*** Provided data ***

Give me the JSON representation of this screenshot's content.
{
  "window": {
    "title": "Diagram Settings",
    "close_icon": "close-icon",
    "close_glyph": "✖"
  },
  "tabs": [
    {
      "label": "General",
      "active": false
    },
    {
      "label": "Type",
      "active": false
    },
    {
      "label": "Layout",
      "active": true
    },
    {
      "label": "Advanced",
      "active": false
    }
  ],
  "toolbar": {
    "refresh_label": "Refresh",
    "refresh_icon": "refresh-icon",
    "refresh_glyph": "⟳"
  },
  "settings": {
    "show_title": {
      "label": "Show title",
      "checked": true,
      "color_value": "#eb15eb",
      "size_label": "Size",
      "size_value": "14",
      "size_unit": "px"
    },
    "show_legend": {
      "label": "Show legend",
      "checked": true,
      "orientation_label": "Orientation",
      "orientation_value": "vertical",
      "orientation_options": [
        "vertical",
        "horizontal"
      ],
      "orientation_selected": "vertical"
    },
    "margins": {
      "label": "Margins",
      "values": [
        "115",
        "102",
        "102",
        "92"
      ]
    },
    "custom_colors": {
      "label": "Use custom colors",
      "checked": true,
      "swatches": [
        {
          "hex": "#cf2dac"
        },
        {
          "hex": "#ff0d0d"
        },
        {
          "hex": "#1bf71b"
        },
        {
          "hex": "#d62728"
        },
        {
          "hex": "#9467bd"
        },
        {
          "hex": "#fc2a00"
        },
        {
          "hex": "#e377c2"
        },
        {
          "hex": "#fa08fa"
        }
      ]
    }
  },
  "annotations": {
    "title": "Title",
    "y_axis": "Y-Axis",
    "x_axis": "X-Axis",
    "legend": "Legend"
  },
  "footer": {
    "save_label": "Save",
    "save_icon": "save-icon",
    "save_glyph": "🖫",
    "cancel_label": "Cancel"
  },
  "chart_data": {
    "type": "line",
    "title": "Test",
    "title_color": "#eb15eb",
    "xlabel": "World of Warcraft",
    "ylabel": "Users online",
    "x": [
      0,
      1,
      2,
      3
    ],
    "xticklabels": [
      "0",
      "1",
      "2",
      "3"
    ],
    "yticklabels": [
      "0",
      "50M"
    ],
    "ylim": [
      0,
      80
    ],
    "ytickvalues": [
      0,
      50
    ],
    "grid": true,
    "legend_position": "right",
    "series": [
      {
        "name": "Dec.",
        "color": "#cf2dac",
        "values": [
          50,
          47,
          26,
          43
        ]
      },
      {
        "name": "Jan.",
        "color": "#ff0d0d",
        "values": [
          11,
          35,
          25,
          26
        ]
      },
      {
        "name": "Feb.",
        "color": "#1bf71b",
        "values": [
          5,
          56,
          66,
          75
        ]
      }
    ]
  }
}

***

→ Problem
Every entry above should be retyped exactly as shown.

→ Correct output
Give me the JSON representation of this screenshot's content.
{
  "window": {
    "title": "Diagram Settings",
    "close_icon": "close-icon",
    "close_glyph": "✖"
  },
  "tabs": [
    {
      "label": "General",
      "active": false
    },
    {
      "label": "Type",
      "active": false
    },
    {
      "label": "Layout",
      "active": true
    },
    {
      "label": "Advanced",
      "active": false
    }
  ],
  "toolbar": {
    "refresh_label": "Refresh",
    "refresh_icon": "refresh-icon",
    "refresh_glyph": "⟳"
  },
  "settings": {
    "show_title": {
      "label": "Show title",
      "checked": true,
      "color_value": "#eb15eb",
      "size_label": "Size",
      "size_value": "14",
      "size_unit": "px"
    },
    "show_legend": {
      "label": "Show legend",
      "checked": true,
      "orientation_label": "Orientation",
      "orientation_value": "vertical",
      "orientation_options": [
        "vertical",
        "horizontal"
      ],
      "orientation_selected": "vertical"
    },
    "margins": {
      "label": "Margins",
      "values": [
        "115",
        "102",
        "102",
        "92"
      ]
    },
    "custom_colors": {
      "label": "Use custom colors",
      "checked": true,
      "swatches": [
        {
          "hex": "#cf2dac"
        },
        {
          "hex": "#ff0d0d"
        },
        {
          "hex": "#1bf71b"
        },
        {
          "hex": "#d62728"
        },
        {
          "hex": "#9467bd"
        },
        {
          "hex": "#fc2a00"
        },
        {
          "hex": "#e377c2"
        },
        {
          "hex": "#fa08fa"
        }
      ]
    }
  },
  "annotations": {
    "title": "Title",
    "y_axis": "Y-Axis",
    "x_axis": "X-Axis",
    "legend": "Legend"
  },
  "footer": {
    "save_label": "Save",
    "save_icon": "save-icon",
    "save_glyph": "🖫",
    "cancel_label": "Cancel"
  },
  "chart_data": {
    "type": "line",
    "title": "Test",
    "title_color": "#eb15eb",
    "xlabel": "World of Warcraft",
    "ylabel": "Users online",
    "x": [
      0,
      1,
      2,
      3
    ],
    "xticklabels": [
      "0",
      "1",
      "2",
      "3"
    ],
    "yticklabels": [
      "0",
      "50M"
    ],
    "ylim": [
      0,
      80
    ],
    "ytickvalues": [
      0,
      50
    ],
    "grid": true,
    "legend_position": "right",
    "series": [
      {
        "name": "Dec.",
        "color": "#cf2dac",
        "values": [
          50,
          47,
          26,
          43
        ]
      },
      {
        "name": "Jan.",
        "color": "#ff0d0d",
        "values": [
          11,
          35,
          25,
          26
        ]
      },
      {
        "name": "Feb.",
        "color": "#1bf71b",
        "values": [
          5,
          56,
          66,
          75
        ]
      }
    ]
  }
}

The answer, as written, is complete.